# [Provided information]
----
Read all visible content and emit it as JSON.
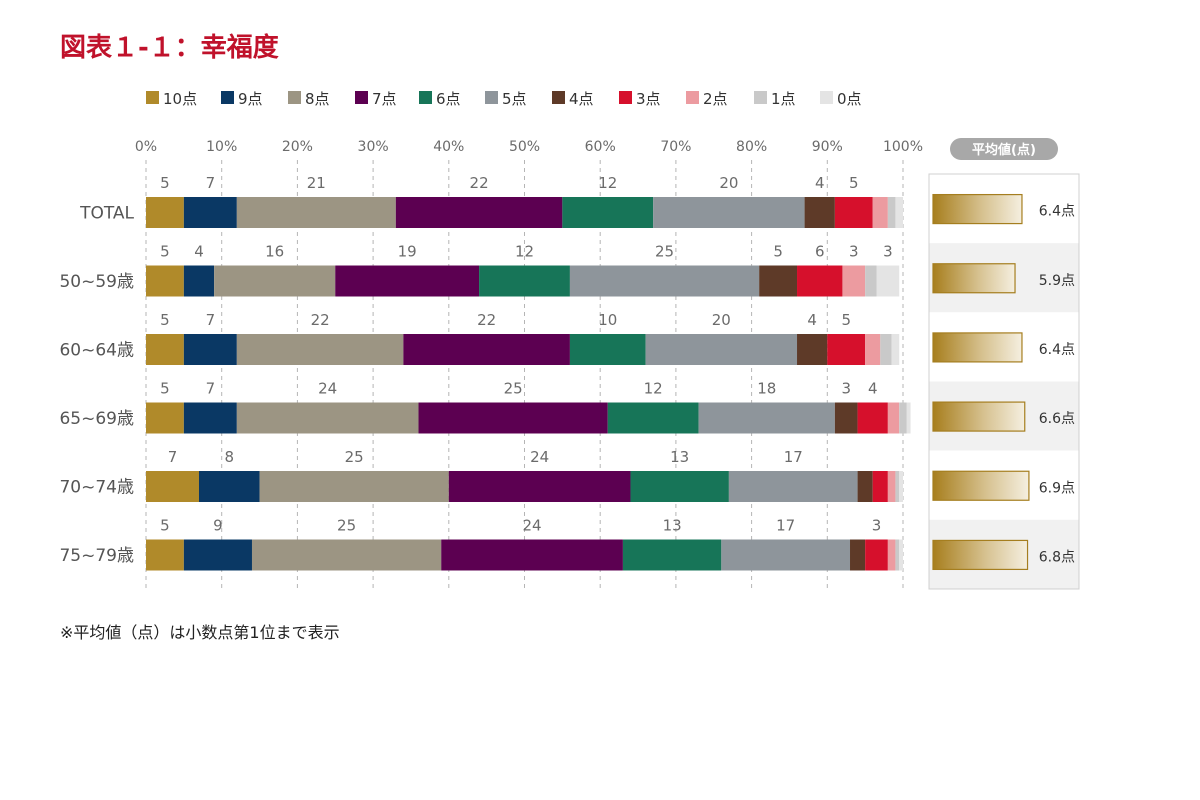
{
  "title": "図表１-１：幸福度",
  "footnote": "※平均値（点）は小数点第1位まで表示",
  "chart_data": {
    "type": "bar",
    "orientation": "horizontal",
    "stacked": true,
    "xlim": [
      0,
      100
    ],
    "ticks": [
      "0%",
      "10%",
      "20%",
      "30%",
      "40%",
      "50%",
      "60%",
      "70%",
      "80%",
      "90%",
      "100%"
    ],
    "grid": true,
    "legend_position": "top",
    "categories": [
      "TOTAL",
      "50~59歳",
      "60~64歳",
      "65~69歳",
      "70~74歳",
      "75~79歳"
    ],
    "series": [
      {
        "name": "10点",
        "color": "#b08a2a",
        "values": [
          5,
          5,
          5,
          5,
          7,
          5
        ]
      },
      {
        "name": "9点",
        "color": "#0a3864",
        "values": [
          7,
          4,
          7,
          7,
          8,
          9
        ]
      },
      {
        "name": "8点",
        "color": "#9c9583",
        "values": [
          21,
          16,
          22,
          24,
          25,
          25
        ]
      },
      {
        "name": "7点",
        "color": "#5c0051",
        "values": [
          22,
          19,
          22,
          25,
          24,
          24
        ]
      },
      {
        "name": "6点",
        "color": "#177558",
        "values": [
          12,
          12,
          10,
          12,
          13,
          13
        ]
      },
      {
        "name": "5点",
        "color": "#8e959b",
        "values": [
          20,
          25,
          20,
          18,
          17,
          17
        ]
      },
      {
        "name": "4点",
        "color": "#5e3a28",
        "values": [
          4,
          5,
          4,
          3,
          2,
          2
        ]
      },
      {
        "name": "3点",
        "color": "#d6102c",
        "values": [
          5,
          6,
          5,
          4,
          2,
          3
        ]
      },
      {
        "name": "2点",
        "color": "#ec9ba0",
        "values": [
          2,
          3,
          2,
          1.5,
          1,
          1
        ]
      },
      {
        "name": "1点",
        "color": "#c9c9c9",
        "values": [
          1,
          1.5,
          1.5,
          1,
          0.5,
          0.5
        ]
      },
      {
        "name": "0点",
        "color": "#e4e4e4",
        "values": [
          1,
          3,
          1,
          0.5,
          0.5,
          0.5
        ]
      }
    ],
    "data_labels": [
      [
        5,
        7,
        21,
        22,
        12,
        20,
        4,
        5,
        null,
        null,
        null
      ],
      [
        5,
        4,
        16,
        19,
        12,
        25,
        5,
        6,
        3,
        null,
        3
      ],
      [
        5,
        7,
        22,
        22,
        10,
        20,
        4,
        5,
        null,
        null,
        null
      ],
      [
        5,
        7,
        24,
        25,
        12,
        18,
        3,
        4,
        null,
        null,
        null
      ],
      [
        7,
        8,
        25,
        24,
        13,
        17,
        null,
        null,
        null,
        null,
        null
      ],
      [
        5,
        9,
        25,
        24,
        13,
        17,
        null,
        3,
        null,
        null,
        null
      ]
    ],
    "average": {
      "header": "平均値(点)",
      "values": [
        6.4,
        5.9,
        6.4,
        6.6,
        6.9,
        6.8
      ],
      "labels": [
        "6.4点",
        "5.9点",
        "6.4点",
        "6.6点",
        "6.9点",
        "6.8点"
      ],
      "bar_max": 8.2
    }
  }
}
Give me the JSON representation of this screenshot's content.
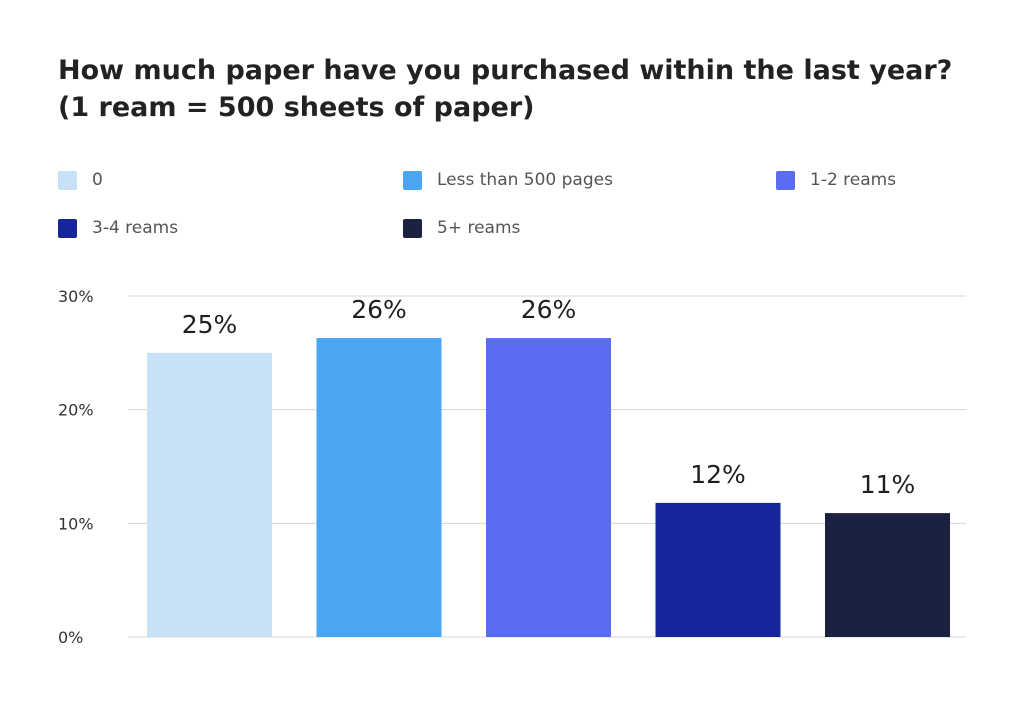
{
  "chart_data": {
    "type": "bar",
    "title": "How much paper have you purchased within the last year?",
    "subtitle": "(1 ream = 500 sheets of paper)",
    "xlabel": "",
    "ylabel": "",
    "ylim": [
      0,
      30
    ],
    "yticks": [
      0,
      10,
      20,
      30
    ],
    "ytick_labels": [
      "0%",
      "10%",
      "20%",
      "30%"
    ],
    "grid": true,
    "legend_position": "top",
    "categories": [
      "0",
      "Less than 500 pages",
      "1-2 reams",
      "3-4 reams",
      "5+ reams"
    ],
    "values": [
      25,
      26.3,
      26.3,
      11.8,
      10.9
    ],
    "data_labels": [
      "25%",
      "26%",
      "26%",
      "12%",
      "11%"
    ],
    "colors": [
      "#c7e1f7",
      "#4aa6f2",
      "#5b6cf3",
      "#15259c",
      "#1b2140"
    ]
  }
}
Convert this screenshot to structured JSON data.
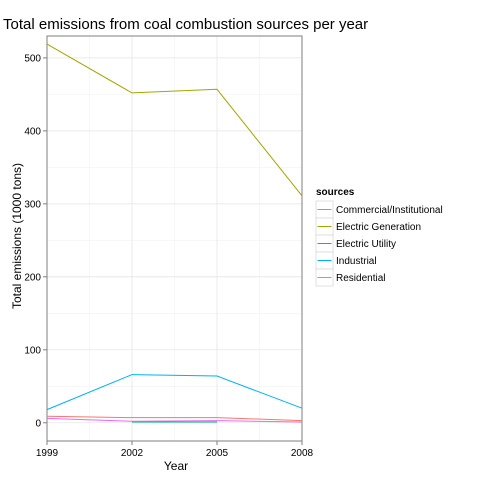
{
  "chart_data": {
    "type": "line",
    "title": "Total emissions from coal combustion sources per year",
    "xlabel": "Year",
    "ylabel": "Total emissions (1000 tons)",
    "x": [
      1999,
      2002,
      2005,
      2008
    ],
    "xlim": [
      1999,
      2008
    ],
    "ylim": [
      -25,
      530
    ],
    "x_ticks": [
      1999,
      2002,
      2005,
      2008
    ],
    "y_ticks": [
      0,
      100,
      200,
      300,
      400,
      500
    ],
    "grid": true,
    "legend": {
      "title": "sources",
      "placement": "right"
    },
    "series": [
      {
        "name": "Commercial/Institutional",
        "color": "#F8766D",
        "values": [
          9,
          7,
          7,
          3
        ]
      },
      {
        "name": "Electric Generation",
        "color": "#A3A500",
        "values": [
          519,
          452,
          457,
          311
        ]
      },
      {
        "name": "Electric Utility",
        "color": "#00BF7D",
        "values": [
          null,
          1,
          1,
          null
        ]
      },
      {
        "name": "Industrial",
        "color": "#00B0F6",
        "values": [
          18,
          66,
          64,
          20
        ]
      },
      {
        "name": "Residential",
        "color": "#E76BF3",
        "values": [
          6,
          2,
          3,
          1
        ]
      }
    ]
  }
}
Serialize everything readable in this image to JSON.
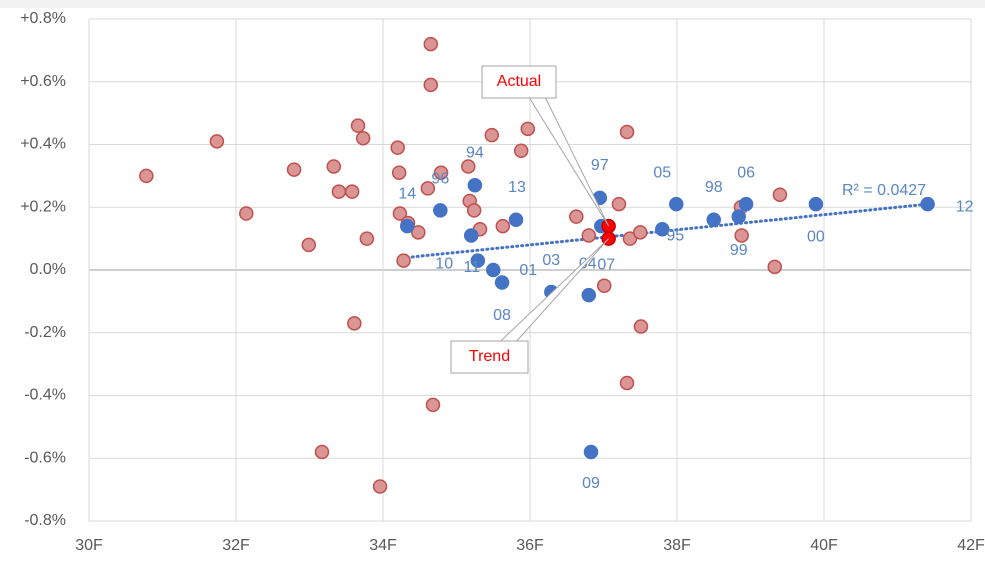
----
# [Written exercise]
Reproduce the listing above exactly, excluding all pictures.

# [Written answer]
Read all visible content and emit it as JSON.
{
  "title": "図表１-１：幸福度",
  "footnote": "※平均値（点）は小数点第1位まで表示",
  "chart_data": {
    "type": "bar",
    "orientation": "horizontal",
    "stacked": true,
    "xlim": [
      0,
      100
    ],
    "ticks": [
      "0%",
      "10%",
      "20%",
      "30%",
      "40%",
      "50%",
      "60%",
      "70%",
      "80%",
      "90%",
      "100%"
    ],
    "grid": true,
    "legend_position": "top",
    "categories": [
      "TOTAL",
      "50~59歳",
      "60~64歳",
      "65~69歳",
      "70~74歳",
      "75~79歳"
    ],
    "series": [
      {
        "name": "10点",
        "color": "#b08a2a",
        "values": [
          5,
          5,
          5,
          5,
          7,
          5
        ]
      },
      {
        "name": "9点",
        "color": "#0a3864",
        "values": [
          7,
          4,
          7,
          7,
          8,
          9
        ]
      },
      {
        "name": "8点",
        "color": "#9c9583",
        "values": [
          21,
          16,
          22,
          24,
          25,
          25
        ]
      },
      {
        "name": "7点",
        "color": "#5c0051",
        "values": [
          22,
          19,
          22,
          25,
          24,
          24
        ]
      },
      {
        "name": "6点",
        "color": "#177558",
        "values": [
          12,
          12,
          10,
          12,
          13,
          13
        ]
      },
      {
        "name": "5点",
        "color": "#8e959b",
        "values": [
          20,
          25,
          20,
          18,
          17,
          17
        ]
      },
      {
        "name": "4点",
        "color": "#5e3a28",
        "values": [
          4,
          5,
          4,
          3,
          2,
          2
        ]
      },
      {
        "name": "3点",
        "color": "#d6102c",
        "values": [
          5,
          6,
          5,
          4,
          2,
          3
        ]
      },
      {
        "name": "2点",
        "color": "#ec9ba0",
        "values": [
          2,
          3,
          2,
          1.5,
          1,
          1
        ]
      },
      {
        "name": "1点",
        "color": "#c9c9c9",
        "values": [
          1,
          1.5,
          1.5,
          1,
          0.5,
          0.5
        ]
      },
      {
        "name": "0点",
        "color": "#e4e4e4",
        "values": [
          1,
          3,
          1,
          0.5,
          0.5,
          0.5
        ]
      }
    ],
    "data_labels": [
      [
        5,
        7,
        21,
        22,
        12,
        20,
        4,
        5,
        null,
        null,
        null
      ],
      [
        5,
        4,
        16,
        19,
        12,
        25,
        5,
        6,
        3,
        null,
        3
      ],
      [
        5,
        7,
        22,
        22,
        10,
        20,
        4,
        5,
        null,
        null,
        null
      ],
      [
        5,
        7,
        24,
        25,
        12,
        18,
        3,
        4,
        null,
        null,
        null
      ],
      [
        7,
        8,
        25,
        24,
        13,
        17,
        null,
        null,
        null,
        null,
        null
      ],
      [
        5,
        9,
        25,
        24,
        13,
        17,
        null,
        3,
        null,
        null,
        null
      ]
    ],
    "average": {
      "header": "平均値(点)",
      "values": [
        6.4,
        5.9,
        6.4,
        6.6,
        6.9,
        6.8
      ],
      "labels": [
        "6.4点",
        "5.9点",
        "6.4点",
        "6.6点",
        "6.9点",
        "6.8点"
      ],
      "bar_max": 8.2
    }
  }
}
Give me the JSON representation of this screenshot's content.
{
  "chart_data": {
    "type": "bar",
    "title": "How much paper have you purchased within the last year?",
    "subtitle": "(1 ream = 500 sheets of paper)",
    "xlabel": "",
    "ylabel": "",
    "ylim": [
      0,
      30
    ],
    "yticks": [
      0,
      10,
      20,
      30
    ],
    "ytick_labels": [
      "0%",
      "10%",
      "20%",
      "30%"
    ],
    "grid": true,
    "legend_position": "top",
    "categories": [
      "0",
      "Less than 500 pages",
      "1-2 reams",
      "3-4 reams",
      "5+ reams"
    ],
    "values": [
      25,
      26.3,
      26.3,
      11.8,
      10.9
    ],
    "data_labels": [
      "25%",
      "26%",
      "26%",
      "12%",
      "11%"
    ],
    "colors": [
      "#c7e1f7",
      "#4aa6f2",
      "#5b6cf3",
      "#15259c",
      "#1b2140"
    ]
  }
}
Convert this screenshot to structured JSON data.
{
  "chart_data": {
    "type": "line",
    "title": "Total emissions from coal combustion sources per year",
    "xlabel": "Year",
    "ylabel": "Total emissions (1000 tons)",
    "x": [
      1999,
      2002,
      2005,
      2008
    ],
    "xlim": [
      1999,
      2008
    ],
    "ylim": [
      -25,
      530
    ],
    "x_ticks": [
      1999,
      2002,
      2005,
      2008
    ],
    "y_ticks": [
      0,
      100,
      200,
      300,
      400,
      500
    ],
    "grid": true,
    "legend": {
      "title": "sources",
      "placement": "right"
    },
    "series": [
      {
        "name": "Commercial/Institutional",
        "color": "#F8766D",
        "values": [
          9,
          7,
          7,
          3
        ]
      },
      {
        "name": "Electric Generation",
        "color": "#A3A500",
        "values": [
          519,
          452,
          457,
          311
        ]
      },
      {
        "name": "Electric Utility",
        "color": "#00BF7D",
        "values": [
          null,
          1,
          1,
          null
        ]
      },
      {
        "name": "Industrial",
        "color": "#00B0F6",
        "values": [
          18,
          66,
          64,
          20
        ]
      },
      {
        "name": "Residential",
        "color": "#E76BF3",
        "values": [
          6,
          2,
          3,
          1
        ]
      }
    ]
  }
}
Serialize everything readable in this image to JSON.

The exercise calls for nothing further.